§ Task instructions: Skip the pictures and quote all of the lines exactly.

----- Extracted records -----

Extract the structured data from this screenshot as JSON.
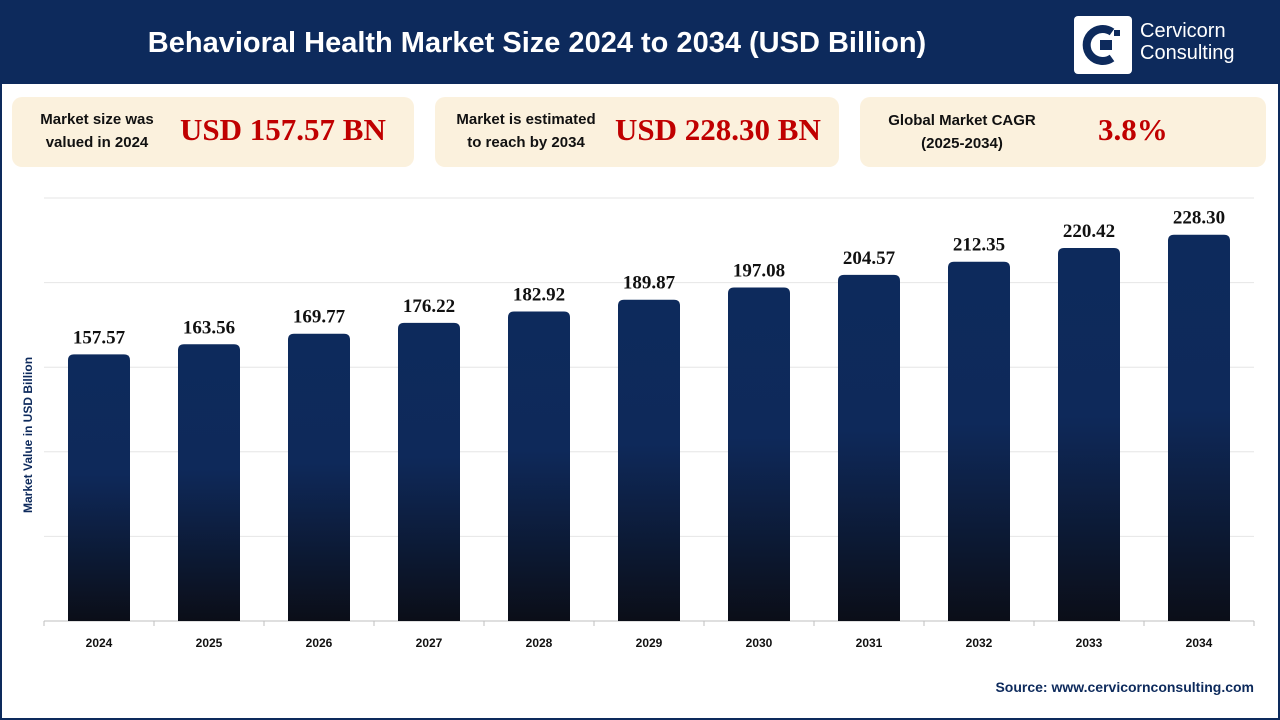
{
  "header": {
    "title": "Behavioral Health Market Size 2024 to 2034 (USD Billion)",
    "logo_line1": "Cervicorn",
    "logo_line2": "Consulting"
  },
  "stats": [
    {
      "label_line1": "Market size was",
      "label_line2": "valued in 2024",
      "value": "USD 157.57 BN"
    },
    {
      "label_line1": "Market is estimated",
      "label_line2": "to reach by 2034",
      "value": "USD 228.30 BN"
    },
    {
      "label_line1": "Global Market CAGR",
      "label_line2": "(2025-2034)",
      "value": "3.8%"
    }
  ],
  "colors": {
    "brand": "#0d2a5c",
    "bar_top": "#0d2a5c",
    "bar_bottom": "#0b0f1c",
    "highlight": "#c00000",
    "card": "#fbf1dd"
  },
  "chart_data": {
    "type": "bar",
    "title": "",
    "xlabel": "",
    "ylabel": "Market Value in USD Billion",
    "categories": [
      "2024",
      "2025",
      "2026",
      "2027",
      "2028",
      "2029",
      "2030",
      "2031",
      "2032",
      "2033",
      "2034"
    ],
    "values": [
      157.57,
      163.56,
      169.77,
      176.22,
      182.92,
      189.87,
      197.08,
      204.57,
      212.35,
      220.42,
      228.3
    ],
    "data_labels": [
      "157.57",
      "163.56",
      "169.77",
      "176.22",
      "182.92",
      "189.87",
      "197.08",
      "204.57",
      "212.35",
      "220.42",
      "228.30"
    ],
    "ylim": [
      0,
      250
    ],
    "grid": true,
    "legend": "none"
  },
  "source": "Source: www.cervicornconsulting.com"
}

-----

§ Result for this task:
Extract the structured data from this screenshot as JSON.
{
  "header": {
    "title": "Behavioral Health Market Size 2024 to 2034 (USD Billion)",
    "logo_line1": "Cervicorn",
    "logo_line2": "Consulting"
  },
  "stats": [
    {
      "label_line1": "Market size was",
      "label_line2": "valued in 2024",
      "value": "USD 157.57 BN"
    },
    {
      "label_line1": "Market is estimated",
      "label_line2": "to reach by 2034",
      "value": "USD 228.30 BN"
    },
    {
      "label_line1": "Global Market CAGR",
      "label_line2": "(2025-2034)",
      "value": "3.8%"
    }
  ],
  "colors": {
    "brand": "#0d2a5c",
    "bar_top": "#0d2a5c",
    "bar_bottom": "#0b0f1c",
    "highlight": "#c00000",
    "card": "#fbf1dd"
  },
  "chart_data": {
    "type": "bar",
    "title": "",
    "xlabel": "",
    "ylabel": "Market Value in USD Billion",
    "categories": [
      "2024",
      "2025",
      "2026",
      "2027",
      "2028",
      "2029",
      "2030",
      "2031",
      "2032",
      "2033",
      "2034"
    ],
    "values": [
      157.57,
      163.56,
      169.77,
      176.22,
      182.92,
      189.87,
      197.08,
      204.57,
      212.35,
      220.42,
      228.3
    ],
    "data_labels": [
      "157.57",
      "163.56",
      "169.77",
      "176.22",
      "182.92",
      "189.87",
      "197.08",
      "204.57",
      "212.35",
      "220.42",
      "228.30"
    ],
    "ylim": [
      0,
      250
    ],
    "grid": true,
    "legend": "none"
  },
  "source": "Source: www.cervicornconsulting.com"
}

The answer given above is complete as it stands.